◆ **MATERIAL**:
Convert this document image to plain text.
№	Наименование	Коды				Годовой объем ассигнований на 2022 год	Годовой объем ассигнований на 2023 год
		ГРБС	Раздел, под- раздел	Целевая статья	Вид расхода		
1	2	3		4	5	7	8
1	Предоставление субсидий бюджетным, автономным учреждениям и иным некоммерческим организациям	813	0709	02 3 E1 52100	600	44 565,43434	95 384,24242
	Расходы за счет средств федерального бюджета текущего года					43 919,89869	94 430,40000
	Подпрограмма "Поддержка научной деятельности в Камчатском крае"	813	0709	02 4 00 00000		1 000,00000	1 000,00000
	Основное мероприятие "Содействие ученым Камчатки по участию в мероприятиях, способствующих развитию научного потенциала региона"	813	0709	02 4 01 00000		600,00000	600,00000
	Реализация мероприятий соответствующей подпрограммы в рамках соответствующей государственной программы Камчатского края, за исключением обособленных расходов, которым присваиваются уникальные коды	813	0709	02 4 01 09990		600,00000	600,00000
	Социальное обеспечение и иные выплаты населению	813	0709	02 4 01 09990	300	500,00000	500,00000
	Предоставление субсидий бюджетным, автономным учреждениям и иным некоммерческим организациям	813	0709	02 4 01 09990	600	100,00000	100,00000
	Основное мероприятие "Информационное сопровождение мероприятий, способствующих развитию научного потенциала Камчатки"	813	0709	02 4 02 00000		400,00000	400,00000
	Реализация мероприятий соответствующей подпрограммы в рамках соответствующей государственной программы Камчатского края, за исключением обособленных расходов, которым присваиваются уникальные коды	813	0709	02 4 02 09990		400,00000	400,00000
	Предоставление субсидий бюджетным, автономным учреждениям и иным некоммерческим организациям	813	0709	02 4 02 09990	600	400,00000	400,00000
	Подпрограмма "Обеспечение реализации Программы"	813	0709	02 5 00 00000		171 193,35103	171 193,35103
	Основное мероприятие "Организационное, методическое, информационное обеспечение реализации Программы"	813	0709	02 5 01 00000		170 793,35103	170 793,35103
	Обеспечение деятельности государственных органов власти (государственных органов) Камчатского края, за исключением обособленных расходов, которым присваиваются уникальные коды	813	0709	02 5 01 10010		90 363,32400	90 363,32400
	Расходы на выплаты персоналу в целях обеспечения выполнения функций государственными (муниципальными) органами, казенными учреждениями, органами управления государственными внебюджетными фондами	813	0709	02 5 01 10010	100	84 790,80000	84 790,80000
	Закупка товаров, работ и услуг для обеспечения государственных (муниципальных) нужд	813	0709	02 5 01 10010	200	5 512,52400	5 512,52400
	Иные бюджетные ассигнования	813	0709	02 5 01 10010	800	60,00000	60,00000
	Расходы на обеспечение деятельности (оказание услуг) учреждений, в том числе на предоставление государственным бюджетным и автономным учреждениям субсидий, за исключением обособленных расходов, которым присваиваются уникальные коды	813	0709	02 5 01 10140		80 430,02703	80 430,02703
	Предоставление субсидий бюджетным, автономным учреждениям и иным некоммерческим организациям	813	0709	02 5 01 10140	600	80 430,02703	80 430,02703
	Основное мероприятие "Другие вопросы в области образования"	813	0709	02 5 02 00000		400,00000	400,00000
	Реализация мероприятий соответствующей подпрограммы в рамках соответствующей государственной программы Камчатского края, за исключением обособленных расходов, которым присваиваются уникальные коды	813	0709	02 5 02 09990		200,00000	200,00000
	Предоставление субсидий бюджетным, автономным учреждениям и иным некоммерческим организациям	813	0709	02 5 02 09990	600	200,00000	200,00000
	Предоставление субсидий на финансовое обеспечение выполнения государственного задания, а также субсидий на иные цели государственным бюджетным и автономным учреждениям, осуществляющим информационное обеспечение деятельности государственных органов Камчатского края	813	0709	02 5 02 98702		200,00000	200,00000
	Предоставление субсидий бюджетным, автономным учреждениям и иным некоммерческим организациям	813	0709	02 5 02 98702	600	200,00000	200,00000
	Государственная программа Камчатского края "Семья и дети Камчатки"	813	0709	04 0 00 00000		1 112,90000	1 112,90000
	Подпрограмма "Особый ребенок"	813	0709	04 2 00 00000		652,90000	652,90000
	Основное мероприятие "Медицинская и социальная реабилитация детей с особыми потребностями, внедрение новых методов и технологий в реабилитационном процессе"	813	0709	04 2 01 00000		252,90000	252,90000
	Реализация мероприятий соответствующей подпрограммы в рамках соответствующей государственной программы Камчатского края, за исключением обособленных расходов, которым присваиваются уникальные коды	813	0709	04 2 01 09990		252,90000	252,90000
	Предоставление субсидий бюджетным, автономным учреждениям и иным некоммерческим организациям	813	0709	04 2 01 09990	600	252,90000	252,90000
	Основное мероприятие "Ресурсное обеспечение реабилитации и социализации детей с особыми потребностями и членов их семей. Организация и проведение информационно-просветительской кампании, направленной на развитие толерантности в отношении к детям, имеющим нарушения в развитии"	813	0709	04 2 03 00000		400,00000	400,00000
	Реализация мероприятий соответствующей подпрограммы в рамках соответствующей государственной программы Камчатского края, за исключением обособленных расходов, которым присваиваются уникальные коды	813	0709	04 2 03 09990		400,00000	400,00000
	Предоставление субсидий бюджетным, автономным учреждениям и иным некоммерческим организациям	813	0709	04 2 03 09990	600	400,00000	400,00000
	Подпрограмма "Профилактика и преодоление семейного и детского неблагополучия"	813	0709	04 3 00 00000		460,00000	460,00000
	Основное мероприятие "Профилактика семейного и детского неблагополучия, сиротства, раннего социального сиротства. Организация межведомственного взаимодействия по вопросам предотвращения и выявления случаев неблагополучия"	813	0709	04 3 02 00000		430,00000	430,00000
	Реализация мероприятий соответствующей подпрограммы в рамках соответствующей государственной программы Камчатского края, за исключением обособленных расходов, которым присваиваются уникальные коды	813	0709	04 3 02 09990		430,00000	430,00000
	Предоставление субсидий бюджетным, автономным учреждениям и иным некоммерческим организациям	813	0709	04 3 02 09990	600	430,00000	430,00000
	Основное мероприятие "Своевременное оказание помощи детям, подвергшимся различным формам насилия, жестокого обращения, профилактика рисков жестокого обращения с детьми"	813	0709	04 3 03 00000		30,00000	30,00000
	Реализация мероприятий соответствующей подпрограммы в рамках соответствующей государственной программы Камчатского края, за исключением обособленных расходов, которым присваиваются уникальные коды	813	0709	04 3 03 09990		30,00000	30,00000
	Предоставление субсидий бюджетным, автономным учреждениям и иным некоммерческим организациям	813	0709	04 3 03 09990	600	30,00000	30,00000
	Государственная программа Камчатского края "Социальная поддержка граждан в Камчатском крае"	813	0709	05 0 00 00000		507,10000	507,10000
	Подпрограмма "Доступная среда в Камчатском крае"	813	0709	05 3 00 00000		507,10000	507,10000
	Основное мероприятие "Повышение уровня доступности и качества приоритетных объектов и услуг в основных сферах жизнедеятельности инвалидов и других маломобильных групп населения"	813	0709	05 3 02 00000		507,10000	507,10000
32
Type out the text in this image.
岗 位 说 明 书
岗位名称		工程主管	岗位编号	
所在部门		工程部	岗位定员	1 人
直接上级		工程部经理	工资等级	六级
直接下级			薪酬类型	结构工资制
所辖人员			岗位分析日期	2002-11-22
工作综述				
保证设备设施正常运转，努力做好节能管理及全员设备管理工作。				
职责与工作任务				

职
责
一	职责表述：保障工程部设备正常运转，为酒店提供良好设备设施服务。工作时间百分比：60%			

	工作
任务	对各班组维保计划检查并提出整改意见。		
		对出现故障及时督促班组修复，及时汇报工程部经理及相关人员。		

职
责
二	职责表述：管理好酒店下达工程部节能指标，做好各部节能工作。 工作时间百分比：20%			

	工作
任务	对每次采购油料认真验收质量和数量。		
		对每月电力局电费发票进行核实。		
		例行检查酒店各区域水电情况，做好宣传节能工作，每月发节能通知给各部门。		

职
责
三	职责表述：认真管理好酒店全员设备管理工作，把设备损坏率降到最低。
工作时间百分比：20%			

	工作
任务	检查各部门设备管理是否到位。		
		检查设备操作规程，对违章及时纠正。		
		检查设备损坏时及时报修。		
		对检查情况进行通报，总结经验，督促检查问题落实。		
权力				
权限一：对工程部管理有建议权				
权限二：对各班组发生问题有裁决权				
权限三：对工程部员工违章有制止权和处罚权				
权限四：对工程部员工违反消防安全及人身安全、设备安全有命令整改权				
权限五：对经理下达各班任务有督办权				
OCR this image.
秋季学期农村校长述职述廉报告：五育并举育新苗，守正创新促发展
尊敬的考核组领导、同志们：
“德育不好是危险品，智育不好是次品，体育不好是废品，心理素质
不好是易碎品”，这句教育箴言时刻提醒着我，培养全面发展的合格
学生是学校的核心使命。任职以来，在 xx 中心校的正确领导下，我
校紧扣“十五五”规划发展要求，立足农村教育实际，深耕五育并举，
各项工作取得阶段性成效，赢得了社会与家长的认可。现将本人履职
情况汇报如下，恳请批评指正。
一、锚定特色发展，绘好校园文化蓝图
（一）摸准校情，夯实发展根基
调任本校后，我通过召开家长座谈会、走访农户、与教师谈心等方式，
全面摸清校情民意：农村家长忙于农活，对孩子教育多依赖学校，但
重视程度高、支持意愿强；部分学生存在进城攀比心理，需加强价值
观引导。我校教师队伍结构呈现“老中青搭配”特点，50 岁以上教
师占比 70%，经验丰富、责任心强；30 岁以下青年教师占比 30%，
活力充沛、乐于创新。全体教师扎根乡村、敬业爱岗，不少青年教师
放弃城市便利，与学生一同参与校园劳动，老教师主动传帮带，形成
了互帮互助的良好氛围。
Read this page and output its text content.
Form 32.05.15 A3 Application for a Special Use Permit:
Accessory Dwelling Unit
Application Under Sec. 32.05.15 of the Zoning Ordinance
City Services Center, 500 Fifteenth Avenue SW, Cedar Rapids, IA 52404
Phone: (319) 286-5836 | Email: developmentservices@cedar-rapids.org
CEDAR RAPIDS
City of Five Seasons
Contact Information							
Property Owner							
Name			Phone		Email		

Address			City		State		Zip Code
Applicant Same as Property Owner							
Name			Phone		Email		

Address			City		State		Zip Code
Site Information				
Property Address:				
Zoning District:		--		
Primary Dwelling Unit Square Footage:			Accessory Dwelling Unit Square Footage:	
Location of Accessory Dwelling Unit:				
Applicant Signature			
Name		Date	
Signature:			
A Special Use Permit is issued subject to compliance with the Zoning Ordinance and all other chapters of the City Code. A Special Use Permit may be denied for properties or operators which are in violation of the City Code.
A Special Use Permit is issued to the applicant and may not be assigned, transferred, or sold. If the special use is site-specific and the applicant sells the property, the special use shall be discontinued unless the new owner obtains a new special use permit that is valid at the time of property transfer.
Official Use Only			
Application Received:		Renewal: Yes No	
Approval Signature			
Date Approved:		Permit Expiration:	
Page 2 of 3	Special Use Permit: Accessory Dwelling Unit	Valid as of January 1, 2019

◆ **OBJECTIVE**:
Extract every line containing the string "职责表述" from the material.

◆ **ANSWER TO THE TASK**:
一	职责表述：保障工程部设备正常运转，为酒店提供良好设备设施服务。工作时间百分比：60%			
二	职责表述：管理好酒店下达工程部节能指标，做好各部节能工作。 工作时间百分比：20%			
三	职责表述：认真管理好酒店全员设备管理工作，把设备损坏率降到最低。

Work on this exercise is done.